:: WHAT YOU NEED TO DO ::
Select the lines that hold the word "шешен" and copy each one.
====
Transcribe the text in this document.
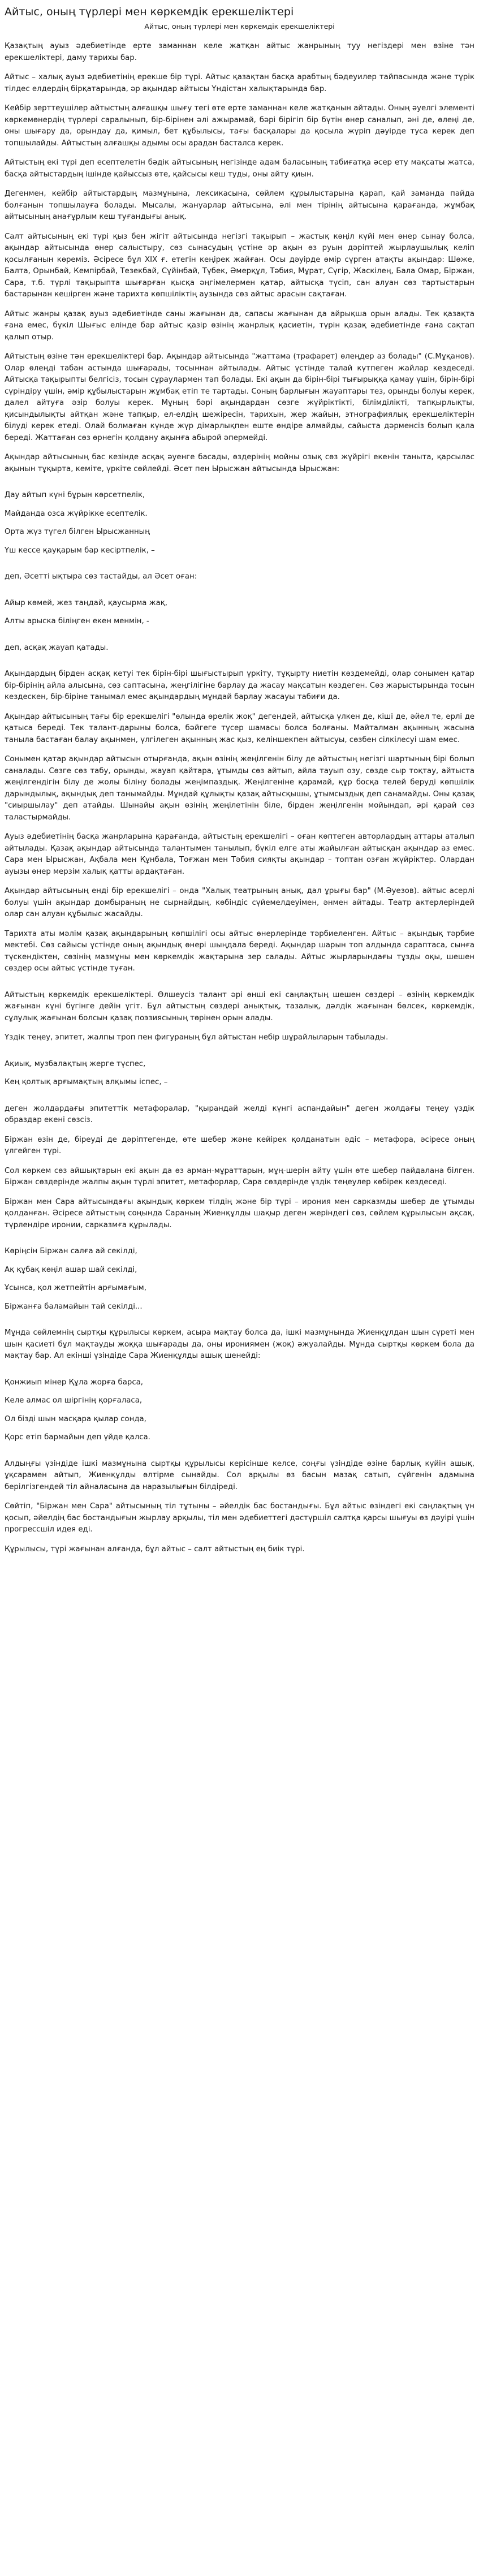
Айтыс, оның түрлері мен көркемдік ерекшеліктері
Айтыс, оның түрлері мен көркемдік ерекшеліктері

Қазақтың ауыз әдебиетінде ерте заманнан келе жатқан айтыс жанрының туу негіздері мен өзіне тән ерекшеліктері, даму тарихы бар.

Айтыс – халық ауыз әдебиетінің ерекше бір түрі. Айтыс қазақтан басқа арабтың бәдеуилер тайпасында және түрік тілдес елдердің бірқатарында, әр ақындар айтысы Үндістан халықтарында бар.

Кейбір зерттеушілер айтыстың алғашқы шығу тегі өте ерте заманнан келе жатқанын айтады. Оның әуелгі элементі көркемөнердің түрлері саралынып, бір-бірінен әлі ажырамай, бәрі бірігіп бір бүтін өнер саналып, әні де, өлеңі де, оны шығару да, орындау да, қимыл, бет құбылысы, тағы басқалары да қосыла жүріп дәуірде туса керек деп топшылайды. Айтыстың алғашқы адымы осы арадан басталса керек.

Айтыстың екі түрі деп есептелетін бәдік айтысының негізінде адам баласының табиғатқа әсер ету мақсаты жатса, басқа айтыстардың ішінде қайыссыз өте, қайсысы кеш туды, оны айту қиын.

Дегенмен, кейбір айтыстардың мазмұнына, лексикасына, сөйлем құрылыстарына қарап, қай заманда пайда болғанын топшылауға болады. Мысалы, жануарлар айтысына, әлі мен тірінің айтысына қарағанда, жұмбақ айтысының анағұрлым кеш туғандығы анық.

Салт айтысының екі түрі қыз бен жігіт айтысында негізгі тақырып – жастық көңіл күйі мен өнер сынау болса, ақындар айтысында өнер салыстыру, сөз сынасудың үстіне әр ақын өз руын дәріптей жырлаушылық келіп қосылғанын көреміз. Әсіресе бұл ХІХ ғ. етегін кеңірек жайған. Осы дәуірде өмір сүрген атақты ақындар: Шөже, Балта, Орынбай, Кемпірбай, Тезекбай, Сүйінбай, Түбек, Әмерқұл, Тәбия, Мұрат, Сүгір, Жаскілең, Бала Омар, Біржан, Сара, т.б. түрлі тақырыпта шығарған қысқа әңгімелермен қатар, айтысқа түсіп, сан алуан сөз тартыстарын бастарынан кешірген және тарихта көпшіліктің аузында сөз айтыс арасын сақтаған.

Айтыс жанры қазақ ауыз әдебиетінде саны жағынан да, сапасы жағынан да айрықша орын алады. Тек қазақта ғана емес, бүкіл Шығыс елінде бар айтыс қазір өзінің жанрлық қасиетін, түрін қазақ әдебиетінде ғана сақтап қалып отыр.

Айтыстың өзіне тән ерекшеліктері бар. Ақындар айтысында "жаттама (трафарет) өлеңдер аз болады" (С.Мұқанов). Олар өлеңді табан астында шығарады, тосыннан айтылады. Айтыс үстінде талай күтпеген жайлар кездеседі. Айтысқа тақырыпты белгісіз, тосын сұраулармен тап болады. Екі ақын да бірін-бірі тығырыққа қамау үшін, бірін-бірі сүріндіру үшін, әмір құбылыстарын жұмбақ етіп те тартады. Соның барлығын жауаптары тез, орынды болуы керек, далел айтуға әзір болуы керек. Мұның бәрі ақындардан сөзге жүйріктікті, білімділікті, тапқырлықты, қисындылықты айтқан және тапқыр, ел-елдің шежіресін, тарихын, жер жайын, этнографиялық ерекшеліктерін білуді керек етеді. Олай болмаған күнде жүр дімарлықпен еште өндіре алмайды, сайыста дәрменсіз болып қала береді. Жаттаған сөз өрнегін қолдану ақынға абырой әпермейді.

Ақындар айтысының бас кезінде асқақ әуенге басады, өздерінің мойны озық сөз жүйрігі екенін таныта, қарсылас ақынын тұқырта, кеміте, үркіте сөйлейді. Әсет пен Ырысжан айтысында Ырысжан:

Дау айтып күні бұрын көрсетпелік,

Майданда озса жүйрікке есептелік.

Орта жүз түгел білген Ырысжанның

Үш кессе қауқарым бар кесіртпелік, –

деп, Әсетті ықтыра сөз тастайды, ал Әсет оған:

Айыр көмей, жез таңдай, қаусырма жақ,

Алты арыска біліңген екен менмін, -

деп, асқақ жауап қатады.

Ақындардың бірден асқақ кетуі тек бірін-бірі шығыстырып үркіту, тұқырту ниетін көздемейді, олар сонымен қатар бір-бірінің айла алысына, сөз саптасына, жеңгілігіне барлау да жасау мақсатын көздеген. Сөз жарыстырында тосын кездескен, бір-біріне танымал емес ақындардың мұндай барлау жасауы табиғи да.

Ақындар айтысының тағы бір ерекшелігі "өлында өрелік жоқ" дегендей, айтысқа үлкен де, кіші де, әйел те, ерлі де қатыса береді. Тек талант-дарыны болса, бәйгеге түсер шамасы болса болғаны. Майталман ақынның жасына таныла бастаған балау ақынмен, үлгілеген ақынның жас қыз, келіншекпен айтысуы, сөзбен сілкілесуі шам емес.

Сонымен қатар ақындар айтысын отырғанда, ақын өзінің жеңілгенін білу де айтыстың негізгі шартының бірі болып саналады. Сөзге сөз табу, орынды, жауап қайтара, ұтымды сөз айтып, айла тауып озу, сөзде сыр тоқтау, айтыста жеңілгендігін білу де жолы біліну болады жеңімпаздық. Жеңілгеніне қарамай, құр босқа телей берудi көпшілік дарындылық, ақындық деп танымайды. Мұндай құлықты қазақ айтысқышы, ұтымсыздық деп санамайды. Оны қазақ "сиыршылау" деп атайды. Шынайы ақын өзінің жеңілетінін біле, бірден жеңілгенін мойындап, әрі қарай сөз таластырмайды.

Ауыз әдебиетінің басқа жанрларына қарағанда, айтыстың ерекшелігі – оған көптеген авторлардың аттары аталып айтылады. Қазақ ақындар айтысында талантымен танылып, бүкіл елге аты жайылған айтысқан ақындар аз емес. Сара мен Ырысжан, Ақбала мен Құнбала, Тоғжан мен Тәбия сияқты ақындар – топтан озған жүйріктер. Олардан ауызы өнер мерзім халық қатты ардақтаған.

Ақындар айтысының енді бір ерекшелігі – онда "Халық театрының анық, дал ұрығы бар" (М.Әуезов). айтыс асерлі болуы үшін ақындар домбыраның не сырнайдың, көбіндіс сүйемелдеуімен, әнмен айтады. Театр актерлеріндей олар сан алуан құбылыс жасайды.

Тарихта аты мәлім қазақ ақындарының көпшілігі осы айтыс өнерлерінде тәрбиеленген. Айтыс – ақындық тәрбие мектебі. Сөз сайысы үстінде оның ақындық өнері шыңдала береді. Ақындар шарын топ алдында сараптаса, сынға түскендіктен, сөзінің мазмұны мен көркемдік жақтарына зер салады. Айтыс жырларындағы тұзды оқы, шешен сөздер осы айтыс үстінде туған.

Айтыстың көркемдік ерекшеліктері. Өлшеусіз талант әрі өнші екі саңлақтың шешен сөздері – өзінің көркемдік жағынан күні бүгінге дейін үгіт. Бұл айтыстың сөздері анықтық, тазалық, дәлдік жағынан бөлсек, көркемдік, сұлулық жағынан болсын қазақ поэзиясының төрінен орын алады.

Үздік теңеу, эпитет, жалпы троп пен фигураның бұл айтыстан небір шұрайлыларын табылады.

Ақиық, музбалақтың жерге түспес,

Кең қолтық арғымақтың алқымы іспес, –

деген жолдардағы эпитеттік метафоралар, "қырандай желді күнгі аспандайын" деген жолдағы теңеу үздік образдар екені сөзсіз.

Біржан өзін де, біреуді де дәріптегенде, өте шебер және кейірек қолданатын әдіс – метафора, әсіресе оның үлгейген түрі.

Сол көркем сөз айшықтарын екі ақын да өз арман-мұраттарын, мұң-шерін айту үшін өте шебер пайдалана білген. Біржан сөздерінде жалпы ақын түрлі эпитет, метафорлар, Сара сөздерінде үздік теңеулер көбірек кездеседі.

Біржан мен Сара айтысындағы ақындық көркем тілдің және бір түрі – ирония мен сарказмды шебер де ұтымды қолданған. Әсіресе айтыстың соңында Сараның Жиенқұлды шақыр деген жеріндегі сөз, сөйлем құрылысын ақсақ, түрлендіре иронии, сарказмға құрылады.

Көріңсін Біржан салға ай секілді,

Ақ құбақ көңіл ашар шай секілді,

Ұсынса, қол жетпейтін арғымағым,

Біржанға баламайын тай секілді...

Мұнда сөйлемнің сыртқы құрылысы көркем, асыра мақтау болса да, ішкі мазмұнында Жиенқұлдан шын сүреті мен шын қасиеті бұл мақтауды жоққа шығарады да, оны ирониямен (жоқ) әжуалайды. Мұнда сыртқы көркем бола да мақтау бар. Ал екінші үзіндіде Сара Жиенқұлды ашық шенейді:

Қонжиып мінер Құла жорға барса,

Келе алмас ол шіргінің қорғаласа,

Ол бізді шын масқара қылар сонда,

Қорс етіп бармайын деп үйде қалса.

Алдыңғы үзіндіде ішкі мазмұнына сыртқы құрылысы керісінше келсе, соңғы үзіндіде өзіне барлық күйін ашық, ұқсарамен айтып, Жиенқұлды өлтірме сынайды. Сол арқылы өз басын мазақ сатып, сүйгенін адамына берілгізгендей тіл айналасына да наразылығын білдіреді.

Сөйтіп, "Біржан мен Сара" айтысының тіл тұтыны – әйелдік бас бостандығы. Бұл айтыс өзіндегі екі саңлақтың үн қосып, әйелдің бас бостандығын жырлау арқылы, тіл мен әдебиеттегі дәстүршіл салтқа қарсы шығуы өз дәуірі үшін прогрессшіл идея еді.

Құрылысы, түрі жағынан алғанда, бұл айтыс – салт айтыстың ең биік түрі.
====
:: THE SOLUTION ::
Тарихта аты мәлім қазақ ақындарының көпшілігі осы айтыс өнерлерінде тәрбиеленген. Айтыс – ақындық тәрбие мектебі. Сөз сайысы үстінде оның ақындық өнері шыңдала береді. Ақындар шарын топ алдында сараптаса, сынға түскендіктен, сөзінің мазмұны мен көркемдік жақтарына зер салады. Айтыс жырларындағы тұзды оқы, шешен сөздер осы айтыс үстінде туған.
Айтыстың көркемдік ерекшеліктері. Өлшеусіз талант әрі өнші екі саңлақтың шешен сөздері – өзінің көркемдік жағынан күні бүгінге дейін үгіт. Бұл айтыстың сөздері анықтық, тазалық, дәлдік жағынан бөлсек, көркемдік, сұлулық жағынан болсын қазақ поэзиясының төрінен орын алады.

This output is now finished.